WHAT IS ASKED
Locate and copy each line in the data that contains the word "Lorem".

RECORDS TO USE
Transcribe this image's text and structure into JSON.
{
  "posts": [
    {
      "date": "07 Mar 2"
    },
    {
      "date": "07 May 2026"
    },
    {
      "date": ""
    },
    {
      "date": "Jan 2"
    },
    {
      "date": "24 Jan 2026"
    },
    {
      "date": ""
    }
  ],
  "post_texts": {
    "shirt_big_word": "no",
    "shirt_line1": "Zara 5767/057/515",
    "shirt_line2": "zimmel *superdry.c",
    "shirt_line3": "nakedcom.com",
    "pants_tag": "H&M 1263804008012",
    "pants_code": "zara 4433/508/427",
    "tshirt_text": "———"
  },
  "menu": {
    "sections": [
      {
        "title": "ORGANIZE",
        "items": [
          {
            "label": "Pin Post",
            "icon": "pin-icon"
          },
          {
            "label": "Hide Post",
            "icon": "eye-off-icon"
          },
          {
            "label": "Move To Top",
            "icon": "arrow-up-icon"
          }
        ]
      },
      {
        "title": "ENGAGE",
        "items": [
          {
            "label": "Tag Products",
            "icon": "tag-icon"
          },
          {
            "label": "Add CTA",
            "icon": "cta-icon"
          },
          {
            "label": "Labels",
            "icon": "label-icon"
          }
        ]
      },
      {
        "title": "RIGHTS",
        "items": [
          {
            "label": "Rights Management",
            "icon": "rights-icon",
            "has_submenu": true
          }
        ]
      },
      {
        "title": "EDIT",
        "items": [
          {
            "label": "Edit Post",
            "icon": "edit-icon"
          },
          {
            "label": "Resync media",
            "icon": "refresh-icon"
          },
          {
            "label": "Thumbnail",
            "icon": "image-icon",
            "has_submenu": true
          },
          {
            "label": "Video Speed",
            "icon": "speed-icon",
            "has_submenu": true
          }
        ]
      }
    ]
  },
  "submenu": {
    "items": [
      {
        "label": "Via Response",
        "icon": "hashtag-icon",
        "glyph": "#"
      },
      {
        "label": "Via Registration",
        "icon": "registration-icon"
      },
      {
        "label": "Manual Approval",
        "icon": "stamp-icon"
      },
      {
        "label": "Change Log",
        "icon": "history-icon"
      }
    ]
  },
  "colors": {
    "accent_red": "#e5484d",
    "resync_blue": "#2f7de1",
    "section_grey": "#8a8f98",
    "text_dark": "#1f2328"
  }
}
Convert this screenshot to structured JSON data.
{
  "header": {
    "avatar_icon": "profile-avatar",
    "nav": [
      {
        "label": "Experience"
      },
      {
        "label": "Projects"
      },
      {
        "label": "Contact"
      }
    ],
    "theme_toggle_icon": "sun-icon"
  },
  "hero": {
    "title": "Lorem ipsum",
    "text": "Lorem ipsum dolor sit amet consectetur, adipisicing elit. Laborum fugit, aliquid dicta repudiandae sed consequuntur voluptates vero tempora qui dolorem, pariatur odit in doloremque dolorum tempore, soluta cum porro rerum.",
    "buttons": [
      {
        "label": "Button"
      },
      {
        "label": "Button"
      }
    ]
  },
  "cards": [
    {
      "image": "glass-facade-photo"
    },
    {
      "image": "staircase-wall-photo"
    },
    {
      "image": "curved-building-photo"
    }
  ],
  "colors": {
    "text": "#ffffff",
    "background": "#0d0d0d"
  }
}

SOLUTION BELOW
    "title": "Lorem ipsum",
    "text": "Lorem ipsum dolor sit amet consectetur, adipisicing elit. Laborum fugit, aliquid dicta repudiandae sed consequuntur voluptates vero tempora qui dolorem, pariatur odit in doloremque dolorum tempore, soluta cum porro rerum.",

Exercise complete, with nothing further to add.